Passage shown -
* Begin *

Skip to main content

Kafka performance tuning

Performance Tuning of Kafka is critical when your cluster grow in size. Below are few points to consider to improve Kafka performance:
  • Consumer group ID: Never use same exact consumer group ID for dozens of machines consuming from different topics. All of those commits will end up on the same exact partition of __consumer_offsets, hence the same broker, and this might in turn cause performance problems. Choose the consumer group ID to group_id+topic_name.
  • Skewed: A broker is skewed if its number of partitions is greater that the average of partitions per broker on the given topic. Example: 2 brokers share 4 partitions, if one of them has 3 partitions, it is skewed (3 > 2). Try to make sure that none of the brokers is skewed.
  • Spread: Brokers spread is the percentage of brokers in the cluster that has partitions for the given topic. Example: 3 brokers share a topic that has 2 partitions, so 66% of the brokers have partitions for this topic. Try to achieve 100% broker spread.
  • Leader skewedThe cluster is in leader skewed state when a node is leader for more partitions than the # of partitions/# of brokers. Change broker config to auto.leader.rebalance.enable=true to enable auto-rebalancing of leader (from ISR) every 5 mins. You can also click on button "Preferred replica election" to elect another replica as leader automatically for all topics in a cluster.

* End *

Given records -
* Begin *

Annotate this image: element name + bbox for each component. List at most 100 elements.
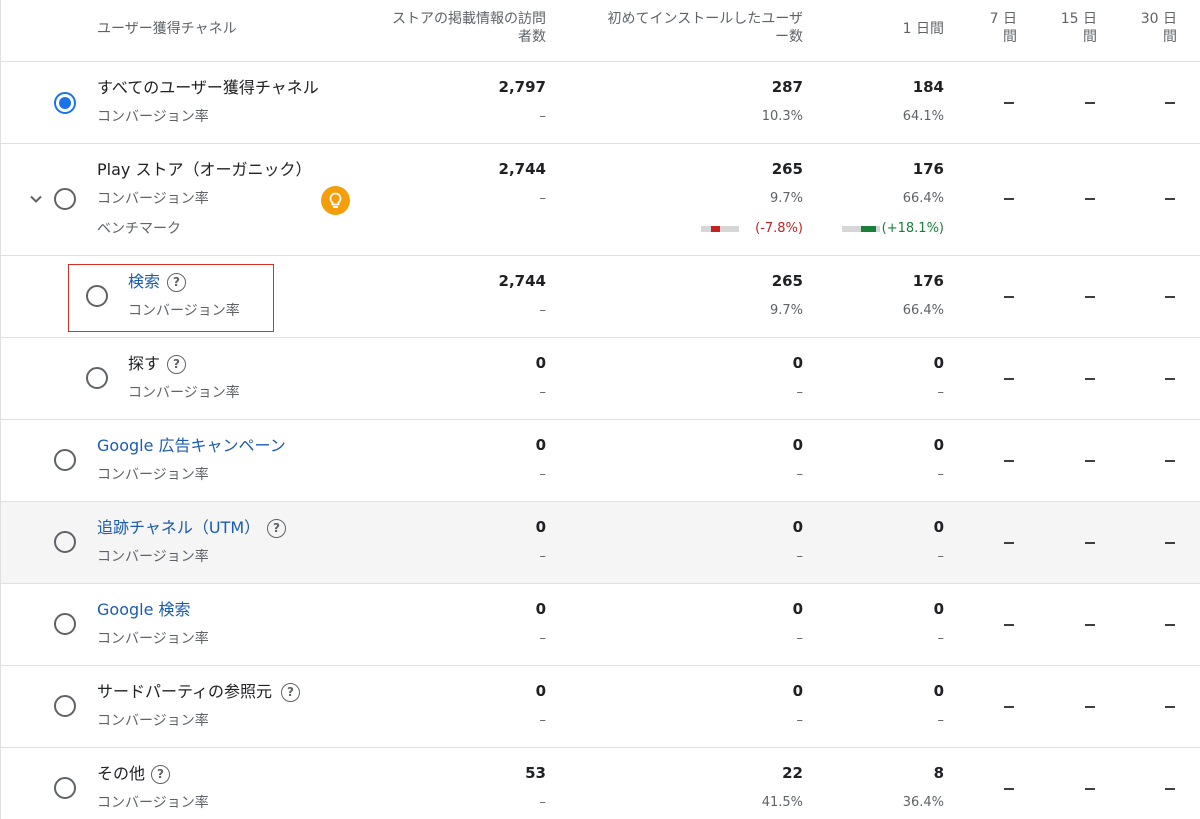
day30-empty-dash	[1165, 378, 1175, 380]
channel-name: その他	[97, 764, 146, 783]
day7-empty-dash	[1004, 542, 1014, 544]
benchmark-change: (-7.8%)	[755, 221, 803, 236]
header-day7-line1: 7 日	[989, 11, 1017, 27]
header-day30[interactable]: 30 日 間	[1121, 10, 1177, 46]
day1-rate: 36.4%	[902, 795, 944, 810]
conversion-rate-label: コンバージョン率	[97, 795, 209, 811]
radio-button[interactable]	[54, 92, 76, 114]
day30-empty-dash	[1165, 788, 1175, 790]
day7-empty-dash	[1004, 296, 1014, 298]
conversion-rate-label: コンバージョン率	[97, 467, 209, 483]
day30-empty-dash	[1165, 198, 1175, 200]
day30-empty-dash	[1165, 460, 1175, 462]
radio-button[interactable]	[54, 613, 76, 635]
day1-rate: –	[937, 713, 945, 728]
radio-button[interactable]	[86, 367, 108, 389]
header-day1[interactable]: 1 日間	[851, 20, 944, 38]
day30-empty-dash	[1165, 102, 1175, 104]
day1-value: 0	[933, 436, 944, 454]
help-circle-icon[interactable]: ?	[167, 273, 186, 292]
day30-empty-dash	[1165, 296, 1175, 298]
header-first-installers-line2: ー数	[775, 29, 803, 45]
benchmark-bar-fill	[861, 226, 877, 232]
table-row-tracked-channel-utm[interactable]: 追跡チャネル（UTM） ? コンバージョン率 0 – 0 – 0 –	[1, 502, 1200, 584]
benchmark-bar-fill	[711, 226, 720, 232]
table-row-explore[interactable]: 探す ? コンバージョン率 0 – 0 – 0 –	[1, 338, 1200, 420]
table-row-third-party-referrers[interactable]: サードパーティの参照元 ? コンバージョン率 0 – 0 – 0 –	[1, 666, 1200, 748]
radio-button[interactable]	[54, 695, 76, 717]
table-row-other[interactable]: その他 ? コンバージョン率 53 – 22 41.5% 8 36.4%	[1, 748, 1200, 819]
first-installers-rate: –	[796, 713, 804, 728]
first-installers-rate: 10.3%	[761, 109, 803, 124]
store-visitors-value: 0	[535, 354, 546, 372]
header-store-visitors-line2: 者数	[518, 29, 546, 45]
conversion-rate-label: コンバージョン率	[128, 385, 240, 401]
day1-rate: 66.4%	[902, 303, 944, 318]
day15-empty-dash	[1085, 102, 1095, 104]
radio-button[interactable]	[86, 285, 108, 307]
header-day30-line2: 間	[1163, 29, 1177, 45]
benchmark-bar	[842, 226, 880, 232]
header-first-installers[interactable]: 初めてインストールしたユーザ ー数	[571, 10, 803, 46]
first-installers-rate: –	[796, 631, 804, 646]
day15-empty-dash	[1085, 378, 1095, 380]
store-visitors-value: 0	[535, 682, 546, 700]
channel-name: Play ストア（オーガニック）	[97, 160, 312, 179]
table-row-google-search[interactable]: Google 検索 コンバージョン率 0 – 0 – 0 –	[1, 584, 1200, 666]
table-row-play-store-organic[interactable]: Play ストア（オーガニック） コンバージョン率 ベンチマーク 2,744 –…	[1, 144, 1200, 256]
help-circle-icon[interactable]: ?	[281, 683, 300, 702]
lightbulb-icon[interactable]	[321, 186, 350, 215]
table-row-google-ads[interactable]: Google 広告キャンペーン コンバージョン率 0 – 0 – 0 –	[1, 420, 1200, 502]
channel-name-link[interactable]: 追跡チャネル（UTM）	[97, 518, 260, 538]
day15-empty-dash	[1085, 706, 1095, 708]
header-store-visitors[interactable]: ストアの掲載情報の訪問 者数	[331, 10, 546, 46]
day1-value: 8	[933, 764, 944, 782]
day1-rate: –	[937, 467, 945, 482]
store-visitors-rate: –	[539, 385, 547, 400]
day7-empty-dash	[1004, 378, 1014, 380]
table-header: ユーザー獲得チャネル ストアの掲載情報の訪問 者数 初めてインストールしたユーザ…	[1, 0, 1200, 62]
first-installers-rate: 41.5%	[761, 795, 803, 810]
first-installers-value: 0	[792, 518, 803, 536]
help-circle-icon[interactable]: ?	[267, 519, 286, 538]
header-store-visitors-line1: ストアの掲載情報の訪問	[392, 11, 546, 27]
header-day30-line1: 30 日	[1140, 11, 1177, 27]
benchmark-change: (+18.1%)	[881, 221, 944, 236]
table-row-search[interactable]: 検索 ? コンバージョン率 2,744 – 265 9.7% 176 66.4%	[1, 256, 1200, 338]
day15-empty-dash	[1085, 460, 1095, 462]
radio-button[interactable]	[54, 777, 76, 799]
first-installers-value: 22	[782, 764, 803, 782]
first-installers-value: 0	[792, 436, 803, 454]
header-day7-line2: 間	[1003, 29, 1017, 45]
day15-empty-dash	[1085, 788, 1095, 790]
help-circle-icon[interactable]: ?	[151, 765, 170, 784]
day7-empty-dash	[1004, 102, 1014, 104]
day1-rate: 66.4%	[902, 191, 944, 206]
channel-name-link[interactable]: 検索	[128, 272, 160, 292]
first-installers-rate: –	[796, 467, 804, 482]
header-day7[interactable]: 7 日 間	[961, 10, 1017, 46]
table-row-all-channels[interactable]: すべてのユーザー獲得チャネル コンバージョン率 2,797 – 287 10.3…	[1, 62, 1200, 144]
radio-button[interactable]	[54, 188, 76, 210]
first-installers-rate: 9.7%	[769, 191, 803, 206]
benchmark-bar	[701, 226, 739, 232]
radio-button[interactable]	[54, 449, 76, 471]
day1-value: 0	[933, 354, 944, 372]
header-first-installers-line1: 初めてインストールしたユーザ	[607, 11, 803, 27]
chevron-down-icon[interactable]	[29, 192, 43, 206]
first-installers-value: 0	[792, 354, 803, 372]
day1-benchmark: (+18.1%)	[831, 219, 944, 239]
day1-rate: –	[937, 631, 945, 646]
header-day15[interactable]: 15 日 間	[1041, 10, 1097, 46]
first-installers-rate: 9.7%	[769, 303, 803, 318]
store-visitors-value: 2,744	[498, 272, 546, 290]
store-visitors-rate: –	[539, 467, 547, 482]
header-channel[interactable]: ユーザー獲得チャネル	[97, 20, 237, 38]
channel-name-link[interactable]: Google 広告キャンペーン	[97, 436, 286, 456]
conversion-rate-label: コンバージョン率	[97, 549, 209, 565]
radio-button[interactable]	[54, 531, 76, 553]
store-visitors-rate: –	[539, 109, 547, 124]
store-visitors-rate: –	[539, 795, 547, 810]
help-circle-icon[interactable]: ?	[167, 355, 186, 374]
channel-name-link[interactable]: Google 検索	[97, 600, 191, 620]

* End *

Set tasks -
1 – Do these statements agree with the Kafka tuning text? (a) A broker counts as skewed when it holds more partitions than the per-broker average for the topic. (b) The recommended target for broker spread is 66%. (c) With auto.leader.rebalance.enable=true, leaders are rebalanced every 10 minutes. For each, answer yes or no and quote the deciding words.
2 – In the Kafka tuning text, write out the words from "Kafka performance tuning" to "ID to group_id+topic_name." with "node" substituted for "broker".
3 – Pick up the Kafka performance tuning page from its last sentence and write what follows.

Task-by-task outputs -
1 –
(a) Yes: "A broker is skewed if its number of partitions is greater that the average of partitions per broker on the given topic."
(b) No: "Try to achieve 100% broker spread."
(c) No: "to enable auto-rebalancing of leader (from ISR) every 5 mins"

2 –
Kafka performance tuning

Performance Tuning of Kafka is critical when your cluster grow in size. Below are few points to consider to improve Kafka performance:
  • Consumer group ID: Never use same exact consumer group ID for dozens of machines consuming from different topics. All of those commits will end up on the same exact partition of __consumer_offsets, hence the same node, and this might in turn cause performance problems. Choose the consumer group ID to group_id+topic_name.

3 –
  • # of partitions: The first thing to understand is that a topic partition is the unit of parallelism in Kafka. On both the producer and the broker side, writes to different partitions can be done fully in parallel. So expensive operations such as compression can utilize more hardware resources. On the consumer side, Kafka always gives a single partition’s data to one consumer thread. Thus, the degree of parallelism in the consumer (within a consumer group) is bounded by the number of partitions being consumed. Therefore, in general, the more partitions there are in a Kafka cluster, the higher the throughput one can achieve.
    A rough formula for picking the number of partitions is based on throughput. You measure the throughout that you can achieve on a single partition for production (call it p) and consumption (call it c). Let’s say your target throughput is t. Then you need to have at least max(t/p, t/c) partitions.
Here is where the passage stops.